(WHAT TO PRODUCE):
What follows is a listing; restate every line of it word for word.

--- --- ---

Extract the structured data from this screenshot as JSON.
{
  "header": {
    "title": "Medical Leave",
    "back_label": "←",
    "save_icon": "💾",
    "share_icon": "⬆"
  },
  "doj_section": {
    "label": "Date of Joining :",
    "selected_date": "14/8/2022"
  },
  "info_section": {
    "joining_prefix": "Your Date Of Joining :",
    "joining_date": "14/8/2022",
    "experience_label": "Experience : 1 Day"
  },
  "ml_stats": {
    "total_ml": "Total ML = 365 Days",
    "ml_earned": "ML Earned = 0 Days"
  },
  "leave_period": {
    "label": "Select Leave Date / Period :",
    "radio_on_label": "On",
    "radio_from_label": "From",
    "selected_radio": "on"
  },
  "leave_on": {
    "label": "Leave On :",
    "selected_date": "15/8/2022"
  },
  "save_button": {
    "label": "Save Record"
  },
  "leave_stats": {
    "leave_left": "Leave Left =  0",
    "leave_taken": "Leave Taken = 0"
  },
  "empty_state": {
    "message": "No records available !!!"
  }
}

--- --- ---

(FINAL RESULT):
Extract the structured data from this screenshot as JSON.
{
  "header": {
    "title": "Medical Leave",
    "back_label": "←",
    "save_icon": "💾",
    "share_icon": "⬆"
  },
  "doj_section": {
    "label": "Date of Joining :",
    "selected_date": "14/8/2022"
  },
  "info_section": {
    "joining_prefix": "Your Date Of Joining :",
    "joining_date": "14/8/2022",
    "experience_label": "Experience : 1 Day"
  },
  "ml_stats": {
    "total_ml": "Total ML = 365 Days",
    "ml_earned": "ML Earned = 0 Days"
  },
  "leave_period": {
    "label": "Select Leave Date / Period :",
    "radio_on_label": "On",
    "radio_from_label": "From",
    "selected_radio": "on"
  },
  "leave_on": {
    "label": "Leave On :",
    "selected_date": "15/8/2022"
  },
  "save_button": {
    "label": "Save Record"
  },
  "leave_stats": {
    "leave_left": "Leave Left =  0",
    "leave_taken": "Leave Taken = 0"
  },
  "empty_state": {
    "message": "No records available !!!"
  }
}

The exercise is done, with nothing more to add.